Set exercise:
Locate every line in the records below that holds the word "Machine" and return each one.

Exercise material:
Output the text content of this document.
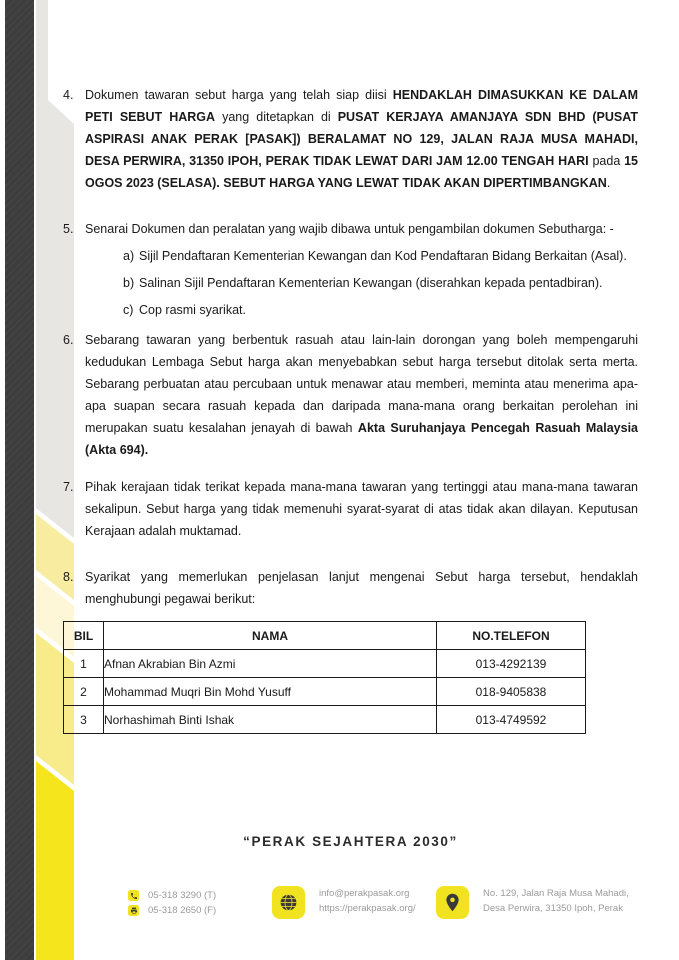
4. Dokumen tawaran sebut harga yang telah siap diisi HENDAKLAH DIMASUKKAN KE DALAM PETI SEBUT HARGA yang ditetapkan di PUSAT KERJAYA AMANJAYA SDN BHD (PUSAT ASPIRASI ANAK PERAK [PASAK]) BERALAMAT NO 129, JALAN RAJA MUSA MAHADI, DESA PERWIRA, 31350 IPOH, PERAK TIDAK LEWAT DARI JAM 12.00 TENGAH HARI pada 15 OGOS 2023 (SELASA). SEBUT HARGA YANG LEWAT TIDAK AKAN DIPERTIMBANGKAN.
5. Senarai Dokumen dan peralatan yang wajib dibawa untuk pengambilan dokumen Sebutharga: -
a) Sijil Pendaftaran Kementerian Kewangan dan Kod Pendaftaran Bidang Berkaitan (Asal).
b) Salinan Sijil Pendaftaran Kementerian Kewangan (diserahkan kepada pentadbiran).
c) Cop rasmi syarikat.
6. Sebarang tawaran yang berbentuk rasuah atau lain-lain dorongan yang boleh mempengaruhi kedudukan Lembaga Sebut harga akan menyebabkan sebut harga tersebut ditolak serta merta. Sebarang perbuatan atau percubaan untuk menawar atau memberi, meminta atau menerima apa-apa suapan secara rasuah kepada dan daripada mana-mana orang berkaitan perolehan ini merupakan suatu kesalahan jenayah di bawah Akta Suruhanjaya Pencegah Rasuah Malaysia (Akta 694).
7. Pihak kerajaan tidak terikat kepada mana-mana tawaran yang tertinggi atau mana-mana tawaran sekalipun. Sebut harga yang tidak memenuhi syarat-syarat di atas tidak akan dilayan. Keputusan Kerajaan adalah muktamad.
8. Syarikat yang memerlukan penjelasan lanjut mengenai Sebut harga tersebut, hendaklah menghubungi pegawai berikut:
BIL	NAMA	NO.TELEFON
1	Afnan Akrabian Bin Azmi	013-4292139
2	Mohammad Muqri Bin Mohd Yusuff	018-9405838
3	Norhashimah Binti Ishak	013-4749592
“PERAK SEJAHTERA 2030”
05-318 3290 (T)
05-318 2650 (F)
info@perakpasak.org
https://perakpasak.org/
No. 129, Jalan Raja Musa Mahadi,
Desa Perwira, 31350 Ipoh, Perak
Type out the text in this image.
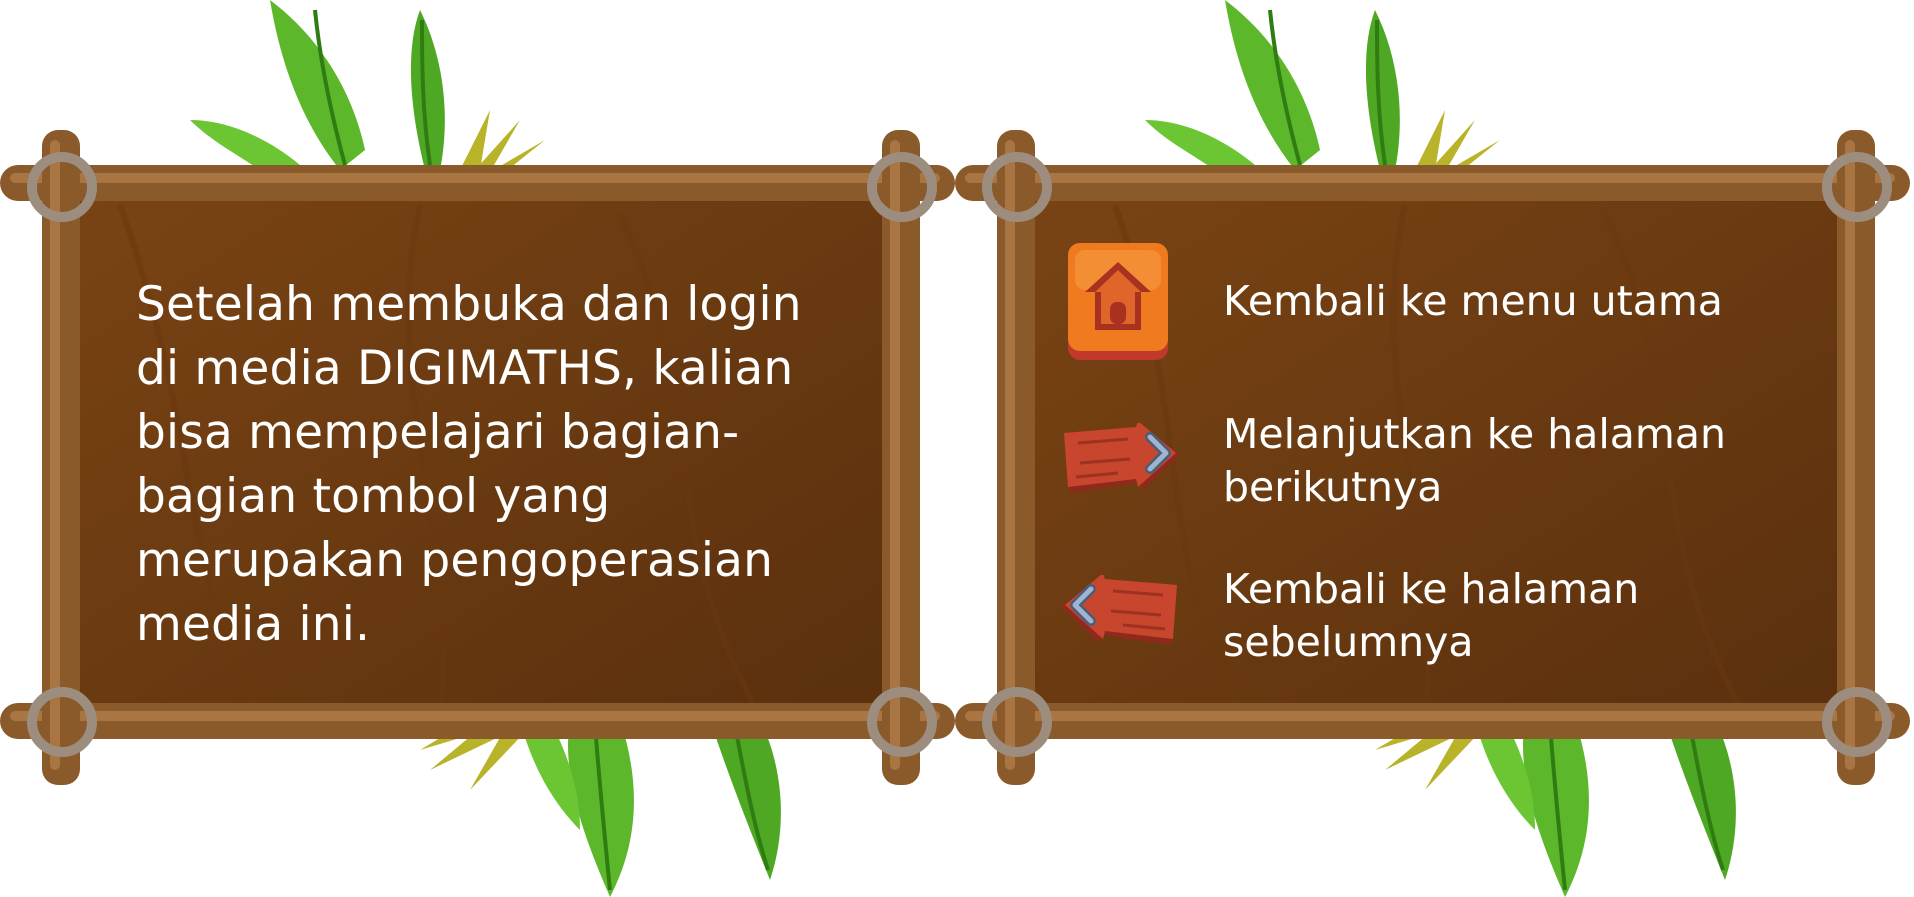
Setelah membuka dan login
di media DIGIMATHS, kalian
bisa mempelajari bagian-
bagian tombol yang
merupakan pengoperasian
media ini.
Kembali ke menu utama
Melanjutkan ke halaman
berikutnya
Kembali ke halaman
sebelumnya
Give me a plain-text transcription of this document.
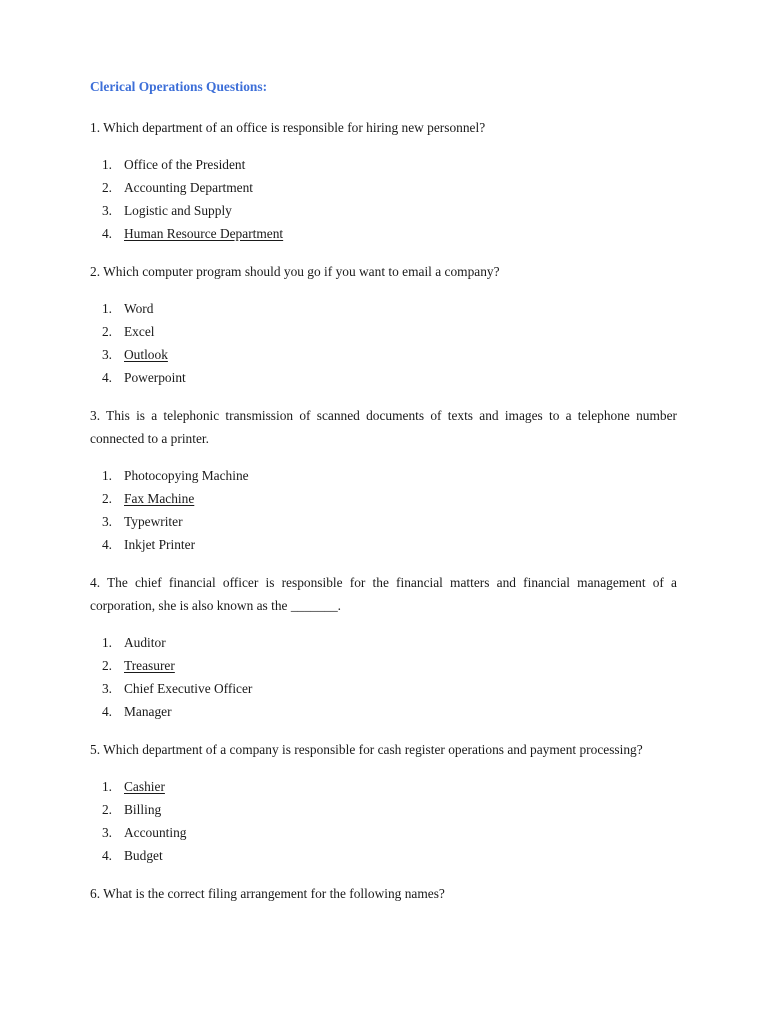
Clerical Operations Questions:
1. Which department of an office is responsible for hiring new personnel?
1. Office of the President
2. Accounting Department
3. Logistic and Supply
4. Human Resource Department
2. Which computer program should you go if you want to email a company?
1. Word
2. Excel
3. Outlook
4. Powerpoint
3. This is a telephonic transmission of scanned documents of texts and images to a telephone number connected to a printer.
1. Photocopying Machine
2. Fax Machine
3. Typewriter
4. Inkjet Printer
4. The chief financial officer is responsible for the financial matters and financial management of a corporation, she is also known as the _______.
1. Auditor
2. Treasurer
3. Chief Executive Officer
4. Manager
5. Which department of a company is responsible for cash register operations and payment processing?
1. Cashier
2. Billing
3. Accounting
4. Budget
6. What is the correct filing arrangement for the following names?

Answer to the exercise:
1. Photocopying Machine
2. Fax Machine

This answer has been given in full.